**Requirement**. Return the whole listing exactly as it stands.

[BEGIN Data excerpts]

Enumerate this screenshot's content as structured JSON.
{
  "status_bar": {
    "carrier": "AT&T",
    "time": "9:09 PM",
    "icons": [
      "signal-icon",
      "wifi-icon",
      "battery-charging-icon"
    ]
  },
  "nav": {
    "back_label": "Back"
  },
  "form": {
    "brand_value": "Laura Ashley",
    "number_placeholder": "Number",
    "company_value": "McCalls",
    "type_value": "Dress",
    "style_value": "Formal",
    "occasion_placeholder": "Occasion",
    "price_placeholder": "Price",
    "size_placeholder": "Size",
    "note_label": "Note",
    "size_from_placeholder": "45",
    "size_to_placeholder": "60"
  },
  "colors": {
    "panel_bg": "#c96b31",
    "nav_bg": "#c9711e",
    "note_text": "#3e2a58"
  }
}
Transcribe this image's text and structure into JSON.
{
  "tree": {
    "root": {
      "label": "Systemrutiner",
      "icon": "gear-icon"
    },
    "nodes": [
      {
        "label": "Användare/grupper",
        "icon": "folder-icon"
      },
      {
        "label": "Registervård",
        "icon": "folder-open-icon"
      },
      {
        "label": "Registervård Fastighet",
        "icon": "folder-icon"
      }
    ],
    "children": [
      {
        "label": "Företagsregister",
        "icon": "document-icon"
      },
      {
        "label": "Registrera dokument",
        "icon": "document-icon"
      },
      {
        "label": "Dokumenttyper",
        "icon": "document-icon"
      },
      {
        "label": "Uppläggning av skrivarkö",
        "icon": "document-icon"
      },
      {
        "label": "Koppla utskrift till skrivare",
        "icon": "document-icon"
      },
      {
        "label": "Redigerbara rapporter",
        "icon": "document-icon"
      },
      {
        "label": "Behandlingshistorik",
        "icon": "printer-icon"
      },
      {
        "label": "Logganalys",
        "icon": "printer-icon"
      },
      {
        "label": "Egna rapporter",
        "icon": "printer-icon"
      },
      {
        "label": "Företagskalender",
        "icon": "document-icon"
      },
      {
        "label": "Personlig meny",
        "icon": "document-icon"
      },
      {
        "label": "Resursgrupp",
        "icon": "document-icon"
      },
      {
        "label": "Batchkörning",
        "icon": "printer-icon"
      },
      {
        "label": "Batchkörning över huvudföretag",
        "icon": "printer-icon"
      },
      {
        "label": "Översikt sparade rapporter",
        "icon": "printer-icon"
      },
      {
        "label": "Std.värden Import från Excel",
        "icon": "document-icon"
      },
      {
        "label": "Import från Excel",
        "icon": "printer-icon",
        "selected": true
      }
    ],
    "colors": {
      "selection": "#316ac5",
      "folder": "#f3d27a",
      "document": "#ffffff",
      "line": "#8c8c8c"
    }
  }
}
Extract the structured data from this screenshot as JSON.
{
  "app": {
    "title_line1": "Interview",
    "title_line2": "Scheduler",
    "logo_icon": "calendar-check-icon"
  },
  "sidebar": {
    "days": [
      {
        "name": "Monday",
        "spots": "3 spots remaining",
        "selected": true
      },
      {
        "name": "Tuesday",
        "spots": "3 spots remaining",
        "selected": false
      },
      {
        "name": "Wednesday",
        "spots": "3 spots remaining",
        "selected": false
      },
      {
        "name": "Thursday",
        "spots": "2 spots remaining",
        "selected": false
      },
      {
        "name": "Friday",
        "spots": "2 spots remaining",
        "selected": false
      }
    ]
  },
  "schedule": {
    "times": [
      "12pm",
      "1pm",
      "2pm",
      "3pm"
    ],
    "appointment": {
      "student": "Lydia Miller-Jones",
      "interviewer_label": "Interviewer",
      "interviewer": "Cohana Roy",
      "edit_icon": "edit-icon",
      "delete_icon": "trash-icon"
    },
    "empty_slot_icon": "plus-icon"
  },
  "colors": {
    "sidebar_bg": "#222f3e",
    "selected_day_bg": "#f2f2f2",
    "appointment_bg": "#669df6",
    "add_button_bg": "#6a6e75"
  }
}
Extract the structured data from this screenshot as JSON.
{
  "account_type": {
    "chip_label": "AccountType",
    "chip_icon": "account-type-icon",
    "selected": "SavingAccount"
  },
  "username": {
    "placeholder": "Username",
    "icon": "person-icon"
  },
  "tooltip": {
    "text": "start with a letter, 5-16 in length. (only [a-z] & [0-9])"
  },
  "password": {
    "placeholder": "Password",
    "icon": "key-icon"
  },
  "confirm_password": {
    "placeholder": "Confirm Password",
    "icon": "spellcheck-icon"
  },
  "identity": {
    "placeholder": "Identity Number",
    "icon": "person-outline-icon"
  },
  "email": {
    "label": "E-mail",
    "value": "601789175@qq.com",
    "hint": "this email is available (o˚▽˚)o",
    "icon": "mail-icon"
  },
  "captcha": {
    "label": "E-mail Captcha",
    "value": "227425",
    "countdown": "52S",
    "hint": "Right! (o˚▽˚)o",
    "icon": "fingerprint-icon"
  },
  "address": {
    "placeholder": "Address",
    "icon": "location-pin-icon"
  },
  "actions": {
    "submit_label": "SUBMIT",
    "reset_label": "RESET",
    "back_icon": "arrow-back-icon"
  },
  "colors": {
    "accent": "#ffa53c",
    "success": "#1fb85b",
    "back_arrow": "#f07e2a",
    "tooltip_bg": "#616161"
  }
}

[END Data excerpts]

**Completed exercise**.
Enumerate this screenshot's content as structured JSON.
{
  "status_bar": {
    "carrier": "AT&T",
    "time": "9:09 PM",
    "icons": [
      "signal-icon",
      "wifi-icon",
      "battery-charging-icon"
    ]
  },
  "nav": {
    "back_label": "Back"
  },
  "form": {
    "brand_value": "Laura Ashley",
    "number_placeholder": "Number",
    "company_value": "McCalls",
    "type_value": "Dress",
    "style_value": "Formal",
    "occasion_placeholder": "Occasion",
    "price_placeholder": "Price",
    "size_placeholder": "Size",
    "note_label": "Note",
    "size_from_placeholder": "45",
    "size_to_placeholder": "60"
  },
  "colors": {
    "panel_bg": "#c96b31",
    "nav_bg": "#c9711e",
    "note_text": "#3e2a58"
  }
}
Transcribe this image's text and structure into JSON.
{
  "tree": {
    "root": {
      "label": "Systemrutiner",
      "icon": "gear-icon"
    },
    "nodes": [
      {
        "label": "Användare/grupper",
        "icon": "folder-icon"
      },
      {
        "label": "Registervård",
        "icon": "folder-open-icon"
      },
      {
        "label": "Registervård Fastighet",
        "icon": "folder-icon"
      }
    ],
    "children": [
      {
        "label": "Företagsregister",
        "icon": "document-icon"
      },
      {
        "label": "Registrera dokument",
        "icon": "document-icon"
      },
      {
        "label": "Dokumenttyper",
        "icon": "document-icon"
      },
      {
        "label": "Uppläggning av skrivarkö",
        "icon": "document-icon"
      },
      {
        "label": "Koppla utskrift till skrivare",
        "icon": "document-icon"
      },
      {
        "label": "Redigerbara rapporter",
        "icon": "document-icon"
      },
      {
        "label": "Behandlingshistorik",
        "icon": "printer-icon"
      },
      {
        "label": "Logganalys",
        "icon": "printer-icon"
      },
      {
        "label": "Egna rapporter",
        "icon": "printer-icon"
      },
      {
        "label": "Företagskalender",
        "icon": "document-icon"
      },
      {
        "label": "Personlig meny",
        "icon": "document-icon"
      },
      {
        "label": "Resursgrupp",
        "icon": "document-icon"
      },
      {
        "label": "Batchkörning",
        "icon": "printer-icon"
      },
      {
        "label": "Batchkörning över huvudföretag",
        "icon": "printer-icon"
      },
      {
        "label": "Översikt sparade rapporter",
        "icon": "printer-icon"
      },
      {
        "label": "Std.värden Import från Excel",
        "icon": "document-icon"
      },
      {
        "label": "Import från Excel",
        "icon": "printer-icon",
        "selected": true
      }
    ],
    "colors": {
      "selection": "#316ac5",
      "folder": "#f3d27a",
      "document": "#ffffff",
      "line": "#8c8c8c"
    }
  }
}
Extract the structured data from this screenshot as JSON.
{
  "app": {
    "title_line1": "Interview",
    "title_line2": "Scheduler",
    "logo_icon": "calendar-check-icon"
  },
  "sidebar": {
    "days": [
      {
        "name": "Monday",
        "spots": "3 spots remaining",
        "selected": true
      },
      {
        "name": "Tuesday",
        "spots": "3 spots remaining",
        "selected": false
      },
      {
        "name": "Wednesday",
        "spots": "3 spots remaining",
        "selected": false
      },
      {
        "name": "Thursday",
        "spots": "2 spots remaining",
        "selected": false
      },
      {
        "name": "Friday",
        "spots": "2 spots remaining",
        "selected": false
      }
    ]
  },
  "schedule": {
    "times": [
      "12pm",
      "1pm",
      "2pm",
      "3pm"
    ],
    "appointment": {
      "student": "Lydia Miller-Jones",
      "interviewer_label": "Interviewer",
      "interviewer": "Cohana Roy",
      "edit_icon": "edit-icon",
      "delete_icon": "trash-icon"
    },
    "empty_slot_icon": "plus-icon"
  },
  "colors": {
    "sidebar_bg": "#222f3e",
    "selected_day_bg": "#f2f2f2",
    "appointment_bg": "#669df6",
    "add_button_bg": "#6a6e75"
  }
}
Extract the structured data from this screenshot as JSON.
{
  "account_type": {
    "chip_label": "AccountType",
    "chip_icon": "account-type-icon",
    "selected": "SavingAccount"
  },
  "username": {
    "placeholder": "Username",
    "icon": "person-icon"
  },
  "tooltip": {
    "text": "start with a letter, 5-16 in length. (only [a-z] & [0-9])"
  },
  "password": {
    "placeholder": "Password",
    "icon": "key-icon"
  },
  "confirm_password": {
    "placeholder": "Confirm Password",
    "icon": "spellcheck-icon"
  },
  "identity": {
    "placeholder": "Identity Number",
    "icon": "person-outline-icon"
  },
  "email": {
    "label": "E-mail",
    "value": "601789175@qq.com",
    "hint": "this email is available (o˚▽˚)o",
    "icon": "mail-icon"
  },
  "captcha": {
    "label": "E-mail Captcha",
    "value": "227425",
    "countdown": "52S",
    "hint": "Right! (o˚▽˚)o",
    "icon": "fingerprint-icon"
  },
  "address": {
    "placeholder": "Address",
    "icon": "location-pin-icon"
  },
  "actions": {
    "submit_label": "SUBMIT",
    "reset_label": "RESET",
    "back_icon": "arrow-back-icon"
  },
  "colors": {
    "accent": "#ffa53c",
    "success": "#1fb85b",
    "back_arrow": "#f07e2a",
    "tooltip_bg": "#616161"
  }
}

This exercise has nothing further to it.